EXERCISE GOAL:
Across the listing below, count the lines that mention the string "value". Reply with the figure only.

Figure collection entries
_____

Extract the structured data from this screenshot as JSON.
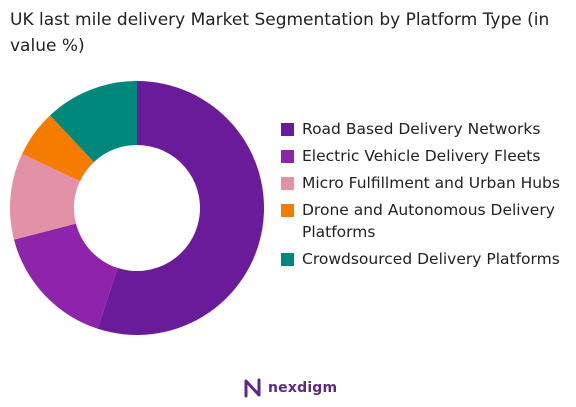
{
  "title": "UK last mile delivery Market Segmentation by Platform Type (in value %)",
  "brand": {
    "name": "nexdigm"
  },
  "chart_data": {
    "type": "pie",
    "style": "donut",
    "legend_position": "right",
    "series": [
      {
        "name": "Road Based Delivery Networks",
        "value": 55,
        "color": "#6a1b9a"
      },
      {
        "name": "Electric Vehicle Delivery Fleets",
        "value": 16,
        "color": "#8e24aa"
      },
      {
        "name": "Micro Fulfillment and Urban Hubs",
        "value": 11,
        "color": "#e391a6"
      },
      {
        "name": "Drone and Autonomous Delivery Platforms",
        "value": 6,
        "color": "#f57c00"
      },
      {
        "name": "Crowdsourced Delivery Platforms",
        "value": 12,
        "color": "#00897b"
      }
    ]
  }
}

_____

FINISHED ANSWER:
6